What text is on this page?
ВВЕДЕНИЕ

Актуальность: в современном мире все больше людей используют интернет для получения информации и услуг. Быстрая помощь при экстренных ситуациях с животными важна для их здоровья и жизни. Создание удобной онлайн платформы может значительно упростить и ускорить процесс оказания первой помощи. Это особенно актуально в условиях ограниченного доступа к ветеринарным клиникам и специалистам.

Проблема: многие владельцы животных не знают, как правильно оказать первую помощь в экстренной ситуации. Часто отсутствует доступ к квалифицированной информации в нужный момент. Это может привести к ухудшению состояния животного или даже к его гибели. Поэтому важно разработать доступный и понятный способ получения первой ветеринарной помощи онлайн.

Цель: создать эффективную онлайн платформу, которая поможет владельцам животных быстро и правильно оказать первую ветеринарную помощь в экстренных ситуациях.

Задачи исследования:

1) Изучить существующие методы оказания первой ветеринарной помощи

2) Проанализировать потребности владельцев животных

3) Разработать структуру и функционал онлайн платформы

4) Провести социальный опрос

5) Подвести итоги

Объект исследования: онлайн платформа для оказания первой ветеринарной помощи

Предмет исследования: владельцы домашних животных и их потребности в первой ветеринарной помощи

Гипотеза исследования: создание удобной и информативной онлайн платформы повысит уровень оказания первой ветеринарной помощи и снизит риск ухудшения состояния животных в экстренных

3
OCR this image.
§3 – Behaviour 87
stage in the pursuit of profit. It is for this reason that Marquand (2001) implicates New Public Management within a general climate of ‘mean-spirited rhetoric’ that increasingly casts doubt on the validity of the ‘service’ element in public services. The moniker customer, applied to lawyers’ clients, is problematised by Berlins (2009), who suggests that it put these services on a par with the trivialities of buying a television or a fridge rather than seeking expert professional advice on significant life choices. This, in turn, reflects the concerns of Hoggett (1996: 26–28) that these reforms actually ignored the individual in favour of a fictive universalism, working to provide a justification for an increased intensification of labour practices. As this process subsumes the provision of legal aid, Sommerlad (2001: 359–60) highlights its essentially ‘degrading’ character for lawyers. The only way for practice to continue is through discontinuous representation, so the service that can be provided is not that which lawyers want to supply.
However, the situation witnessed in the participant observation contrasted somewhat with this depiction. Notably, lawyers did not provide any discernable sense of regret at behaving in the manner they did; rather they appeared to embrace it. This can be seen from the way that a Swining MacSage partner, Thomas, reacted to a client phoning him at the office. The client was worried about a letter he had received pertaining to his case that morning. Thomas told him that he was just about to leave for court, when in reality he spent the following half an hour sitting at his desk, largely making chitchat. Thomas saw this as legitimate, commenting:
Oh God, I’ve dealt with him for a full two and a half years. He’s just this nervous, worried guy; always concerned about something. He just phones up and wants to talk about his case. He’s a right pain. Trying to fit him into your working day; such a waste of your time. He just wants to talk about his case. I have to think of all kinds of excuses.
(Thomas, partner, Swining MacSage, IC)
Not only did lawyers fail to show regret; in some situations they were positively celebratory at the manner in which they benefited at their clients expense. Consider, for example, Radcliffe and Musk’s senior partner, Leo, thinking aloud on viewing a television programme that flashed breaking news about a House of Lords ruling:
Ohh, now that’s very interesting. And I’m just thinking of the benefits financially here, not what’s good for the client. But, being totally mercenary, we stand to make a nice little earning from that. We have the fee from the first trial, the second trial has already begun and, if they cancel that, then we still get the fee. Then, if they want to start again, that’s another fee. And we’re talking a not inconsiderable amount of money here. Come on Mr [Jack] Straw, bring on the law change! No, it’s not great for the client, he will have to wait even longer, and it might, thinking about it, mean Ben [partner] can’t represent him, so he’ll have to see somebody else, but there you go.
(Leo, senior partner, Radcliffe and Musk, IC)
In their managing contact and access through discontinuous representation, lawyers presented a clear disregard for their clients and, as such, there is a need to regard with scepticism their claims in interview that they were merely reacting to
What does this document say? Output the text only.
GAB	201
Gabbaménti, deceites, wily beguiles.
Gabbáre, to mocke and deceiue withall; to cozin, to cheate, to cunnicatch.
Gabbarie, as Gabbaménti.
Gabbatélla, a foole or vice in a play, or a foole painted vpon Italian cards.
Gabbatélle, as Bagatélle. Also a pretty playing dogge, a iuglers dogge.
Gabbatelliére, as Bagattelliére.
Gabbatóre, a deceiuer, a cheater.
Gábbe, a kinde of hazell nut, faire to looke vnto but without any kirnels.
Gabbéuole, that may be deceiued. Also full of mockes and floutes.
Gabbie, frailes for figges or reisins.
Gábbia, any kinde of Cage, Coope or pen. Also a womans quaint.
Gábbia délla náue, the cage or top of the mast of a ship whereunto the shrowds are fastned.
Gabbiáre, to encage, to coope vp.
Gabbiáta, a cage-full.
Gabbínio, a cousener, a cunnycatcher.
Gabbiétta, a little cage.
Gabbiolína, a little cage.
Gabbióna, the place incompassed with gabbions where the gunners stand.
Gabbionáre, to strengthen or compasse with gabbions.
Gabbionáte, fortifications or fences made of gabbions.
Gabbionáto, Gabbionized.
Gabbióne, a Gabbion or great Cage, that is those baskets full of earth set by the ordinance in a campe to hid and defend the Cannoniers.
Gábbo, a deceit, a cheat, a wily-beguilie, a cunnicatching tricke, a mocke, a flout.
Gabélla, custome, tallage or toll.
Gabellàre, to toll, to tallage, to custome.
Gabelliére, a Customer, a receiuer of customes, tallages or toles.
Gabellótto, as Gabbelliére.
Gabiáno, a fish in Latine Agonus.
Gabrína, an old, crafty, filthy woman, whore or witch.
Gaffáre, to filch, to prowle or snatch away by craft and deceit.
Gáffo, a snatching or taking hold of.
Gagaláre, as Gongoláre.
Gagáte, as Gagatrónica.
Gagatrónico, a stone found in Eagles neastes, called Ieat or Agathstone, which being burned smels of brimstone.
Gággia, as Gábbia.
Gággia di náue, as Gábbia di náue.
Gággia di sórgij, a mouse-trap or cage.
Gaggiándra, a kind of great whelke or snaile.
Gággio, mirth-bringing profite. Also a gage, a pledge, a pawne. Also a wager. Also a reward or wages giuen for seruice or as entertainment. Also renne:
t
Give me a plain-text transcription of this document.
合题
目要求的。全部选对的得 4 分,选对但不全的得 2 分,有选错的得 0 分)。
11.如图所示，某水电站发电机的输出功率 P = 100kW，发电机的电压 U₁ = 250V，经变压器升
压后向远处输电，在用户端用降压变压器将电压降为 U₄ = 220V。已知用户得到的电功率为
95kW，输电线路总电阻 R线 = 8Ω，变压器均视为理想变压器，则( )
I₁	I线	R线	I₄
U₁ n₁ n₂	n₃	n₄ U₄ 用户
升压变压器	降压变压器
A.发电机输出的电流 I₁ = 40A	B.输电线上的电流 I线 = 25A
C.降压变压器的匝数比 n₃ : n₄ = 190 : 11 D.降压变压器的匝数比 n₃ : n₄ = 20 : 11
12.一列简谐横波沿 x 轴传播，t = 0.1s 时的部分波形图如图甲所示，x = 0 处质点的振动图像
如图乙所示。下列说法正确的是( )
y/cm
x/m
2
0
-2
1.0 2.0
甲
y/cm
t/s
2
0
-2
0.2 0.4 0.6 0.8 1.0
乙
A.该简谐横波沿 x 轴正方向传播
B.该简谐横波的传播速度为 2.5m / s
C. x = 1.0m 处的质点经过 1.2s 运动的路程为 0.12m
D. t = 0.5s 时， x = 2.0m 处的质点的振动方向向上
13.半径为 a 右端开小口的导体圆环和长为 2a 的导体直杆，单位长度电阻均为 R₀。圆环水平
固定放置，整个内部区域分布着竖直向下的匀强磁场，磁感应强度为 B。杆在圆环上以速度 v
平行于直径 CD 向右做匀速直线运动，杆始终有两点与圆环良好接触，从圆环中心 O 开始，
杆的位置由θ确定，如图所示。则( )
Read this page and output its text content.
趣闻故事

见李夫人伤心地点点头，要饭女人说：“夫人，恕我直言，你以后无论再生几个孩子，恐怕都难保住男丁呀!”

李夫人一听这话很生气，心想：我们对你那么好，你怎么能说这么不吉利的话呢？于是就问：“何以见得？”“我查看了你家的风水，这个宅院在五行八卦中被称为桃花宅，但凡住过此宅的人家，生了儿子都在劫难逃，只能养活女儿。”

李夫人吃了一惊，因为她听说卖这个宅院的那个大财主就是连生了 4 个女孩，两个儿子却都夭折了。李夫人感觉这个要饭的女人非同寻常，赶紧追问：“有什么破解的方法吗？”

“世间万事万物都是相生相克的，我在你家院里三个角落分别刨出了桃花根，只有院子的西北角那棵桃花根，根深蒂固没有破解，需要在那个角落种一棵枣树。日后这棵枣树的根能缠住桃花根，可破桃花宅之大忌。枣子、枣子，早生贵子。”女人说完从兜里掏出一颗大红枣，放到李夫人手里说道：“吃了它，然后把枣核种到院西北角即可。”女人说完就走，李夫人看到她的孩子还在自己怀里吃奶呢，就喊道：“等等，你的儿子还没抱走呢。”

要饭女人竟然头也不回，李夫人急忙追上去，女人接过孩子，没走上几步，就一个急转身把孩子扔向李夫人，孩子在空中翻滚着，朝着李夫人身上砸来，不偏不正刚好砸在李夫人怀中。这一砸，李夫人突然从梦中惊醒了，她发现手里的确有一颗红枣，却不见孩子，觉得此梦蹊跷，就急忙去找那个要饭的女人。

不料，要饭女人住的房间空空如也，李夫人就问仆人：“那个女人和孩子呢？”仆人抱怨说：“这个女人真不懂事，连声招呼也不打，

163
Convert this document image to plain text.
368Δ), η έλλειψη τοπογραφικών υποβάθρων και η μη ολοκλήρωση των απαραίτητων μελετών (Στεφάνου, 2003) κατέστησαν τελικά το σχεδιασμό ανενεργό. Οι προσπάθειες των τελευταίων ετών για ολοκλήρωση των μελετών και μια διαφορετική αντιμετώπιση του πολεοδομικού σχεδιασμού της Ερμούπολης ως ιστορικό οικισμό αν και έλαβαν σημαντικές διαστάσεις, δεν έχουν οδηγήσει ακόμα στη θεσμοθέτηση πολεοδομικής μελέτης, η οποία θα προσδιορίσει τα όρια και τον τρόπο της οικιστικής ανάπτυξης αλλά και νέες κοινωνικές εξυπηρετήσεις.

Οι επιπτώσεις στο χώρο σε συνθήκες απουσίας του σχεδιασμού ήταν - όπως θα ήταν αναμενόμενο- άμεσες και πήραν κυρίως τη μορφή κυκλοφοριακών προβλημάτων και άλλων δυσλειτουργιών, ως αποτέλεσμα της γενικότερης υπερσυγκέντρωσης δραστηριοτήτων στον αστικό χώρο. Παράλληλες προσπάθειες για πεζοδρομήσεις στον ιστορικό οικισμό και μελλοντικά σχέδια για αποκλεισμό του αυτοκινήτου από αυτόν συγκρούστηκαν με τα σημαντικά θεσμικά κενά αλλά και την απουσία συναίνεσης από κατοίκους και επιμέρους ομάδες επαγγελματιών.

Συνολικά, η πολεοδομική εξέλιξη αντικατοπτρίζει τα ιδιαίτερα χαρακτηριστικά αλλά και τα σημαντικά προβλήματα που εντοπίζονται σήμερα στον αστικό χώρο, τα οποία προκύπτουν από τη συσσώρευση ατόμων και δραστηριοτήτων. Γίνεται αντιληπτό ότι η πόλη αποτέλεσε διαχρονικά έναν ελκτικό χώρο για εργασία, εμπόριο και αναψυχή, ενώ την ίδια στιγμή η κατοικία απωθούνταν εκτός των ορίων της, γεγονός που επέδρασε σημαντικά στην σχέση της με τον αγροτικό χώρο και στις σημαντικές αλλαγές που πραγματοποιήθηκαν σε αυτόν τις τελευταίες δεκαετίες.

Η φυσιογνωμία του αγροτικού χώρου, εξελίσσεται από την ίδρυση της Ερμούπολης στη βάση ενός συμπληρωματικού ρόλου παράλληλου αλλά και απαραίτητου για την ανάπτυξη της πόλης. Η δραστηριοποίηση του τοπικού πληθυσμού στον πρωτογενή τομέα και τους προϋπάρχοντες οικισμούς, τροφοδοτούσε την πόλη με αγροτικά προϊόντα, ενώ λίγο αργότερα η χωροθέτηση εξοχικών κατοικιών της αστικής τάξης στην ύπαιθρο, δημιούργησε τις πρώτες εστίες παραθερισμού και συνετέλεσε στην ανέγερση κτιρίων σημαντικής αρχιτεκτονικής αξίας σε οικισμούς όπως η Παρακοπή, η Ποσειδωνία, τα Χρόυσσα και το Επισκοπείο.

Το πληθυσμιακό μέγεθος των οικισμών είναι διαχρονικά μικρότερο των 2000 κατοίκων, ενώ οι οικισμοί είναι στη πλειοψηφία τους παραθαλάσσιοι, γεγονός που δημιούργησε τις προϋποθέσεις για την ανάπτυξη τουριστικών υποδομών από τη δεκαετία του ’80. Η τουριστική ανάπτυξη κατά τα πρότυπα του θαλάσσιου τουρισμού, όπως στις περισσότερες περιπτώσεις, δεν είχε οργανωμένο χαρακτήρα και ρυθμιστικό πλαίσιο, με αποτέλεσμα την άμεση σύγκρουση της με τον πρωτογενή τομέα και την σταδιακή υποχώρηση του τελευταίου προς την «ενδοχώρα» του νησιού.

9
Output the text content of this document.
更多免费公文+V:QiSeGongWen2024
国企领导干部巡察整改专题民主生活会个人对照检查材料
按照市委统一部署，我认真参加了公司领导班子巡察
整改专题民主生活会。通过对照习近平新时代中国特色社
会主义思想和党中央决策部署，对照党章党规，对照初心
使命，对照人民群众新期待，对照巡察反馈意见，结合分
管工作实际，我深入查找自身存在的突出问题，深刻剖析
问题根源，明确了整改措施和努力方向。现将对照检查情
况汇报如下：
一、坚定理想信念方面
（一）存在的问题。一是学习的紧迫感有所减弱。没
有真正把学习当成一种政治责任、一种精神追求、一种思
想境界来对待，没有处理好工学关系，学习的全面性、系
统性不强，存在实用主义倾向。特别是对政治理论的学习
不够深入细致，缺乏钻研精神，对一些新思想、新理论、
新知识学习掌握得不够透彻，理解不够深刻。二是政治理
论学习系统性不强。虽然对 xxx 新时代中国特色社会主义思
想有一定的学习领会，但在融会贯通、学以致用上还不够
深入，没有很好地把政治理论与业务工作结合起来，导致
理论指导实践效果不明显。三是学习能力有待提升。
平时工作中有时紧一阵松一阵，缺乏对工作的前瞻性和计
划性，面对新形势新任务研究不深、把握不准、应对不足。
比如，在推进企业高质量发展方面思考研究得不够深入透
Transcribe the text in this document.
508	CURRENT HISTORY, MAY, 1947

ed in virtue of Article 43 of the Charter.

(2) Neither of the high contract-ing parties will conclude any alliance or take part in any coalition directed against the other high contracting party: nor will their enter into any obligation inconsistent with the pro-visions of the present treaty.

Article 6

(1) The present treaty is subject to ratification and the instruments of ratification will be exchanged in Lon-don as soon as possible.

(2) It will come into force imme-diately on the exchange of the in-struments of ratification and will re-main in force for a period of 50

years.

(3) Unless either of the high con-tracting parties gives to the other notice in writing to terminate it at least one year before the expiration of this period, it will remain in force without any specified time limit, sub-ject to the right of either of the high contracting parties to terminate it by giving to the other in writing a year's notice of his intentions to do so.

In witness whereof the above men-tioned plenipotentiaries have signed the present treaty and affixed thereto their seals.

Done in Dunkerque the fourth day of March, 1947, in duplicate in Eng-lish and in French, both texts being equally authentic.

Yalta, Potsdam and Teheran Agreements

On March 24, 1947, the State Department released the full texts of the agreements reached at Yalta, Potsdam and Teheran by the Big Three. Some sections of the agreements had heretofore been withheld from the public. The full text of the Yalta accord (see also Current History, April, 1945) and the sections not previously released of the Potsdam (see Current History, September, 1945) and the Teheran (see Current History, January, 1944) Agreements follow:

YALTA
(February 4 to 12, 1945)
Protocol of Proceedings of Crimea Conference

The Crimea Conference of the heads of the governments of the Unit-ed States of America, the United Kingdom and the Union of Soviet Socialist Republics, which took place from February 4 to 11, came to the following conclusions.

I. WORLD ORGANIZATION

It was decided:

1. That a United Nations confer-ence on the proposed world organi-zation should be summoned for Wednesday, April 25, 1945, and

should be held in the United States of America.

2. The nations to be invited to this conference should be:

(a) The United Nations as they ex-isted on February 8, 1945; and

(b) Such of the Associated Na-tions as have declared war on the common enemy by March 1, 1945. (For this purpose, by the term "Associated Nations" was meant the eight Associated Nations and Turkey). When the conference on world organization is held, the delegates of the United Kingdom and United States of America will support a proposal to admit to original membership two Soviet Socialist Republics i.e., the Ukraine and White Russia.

══════

Aim of the exercise: In the listing above, find each line with the word "ιστορικό" and copy it.

Solution to the exercise:
368Δ), η έλλειψη τοπογραφικών υποβάθρων και η μη ολοκλήρωση των απαραίτητων μελετών (Στεφάνου, 2003) κατέστησαν τελικά το σχεδιασμό ανενεργό. Οι προσπάθειες των τελευταίων ετών για ολοκλήρωση των μελετών και μια διαφορετική αντιμετώπιση του πολεοδομικού σχεδιασμού της Ερμούπολης ως ιστορικό οικισμό αν και έλαβαν σημαντικές διαστάσεις, δεν έχουν οδηγήσει ακόμα στη θεσμοθέτηση πολεοδομικής μελέτης, η οποία θα προσδιορίσει τα όρια και τον τρόπο της οικιστικής ανάπτυξης αλλά και νέες κοινωνικές εξυπηρετήσεις.
Οι επιπτώσεις στο χώρο σε συνθήκες απουσίας του σχεδιασμού ήταν - όπως θα ήταν αναμενόμενο- άμεσες και πήραν κυρίως τη μορφή κυκλοφοριακών προβλημάτων και άλλων δυσλειτουργιών, ως αποτέλεσμα της γενικότερης υπερσυγκέντρωσης δραστηριοτήτων στον αστικό χώρο. Παράλληλες προσπάθειες για πεζοδρομήσεις στον ιστορικό οικισμό και μελλοντικά σχέδια για αποκλεισμό του αυτοκινήτου από αυτόν συγκρούστηκαν με τα σημαντικά θεσμικά κενά αλλά και την απουσία συναίνεσης από κατοίκους και επιμέρους ομάδες επαγγελματιών.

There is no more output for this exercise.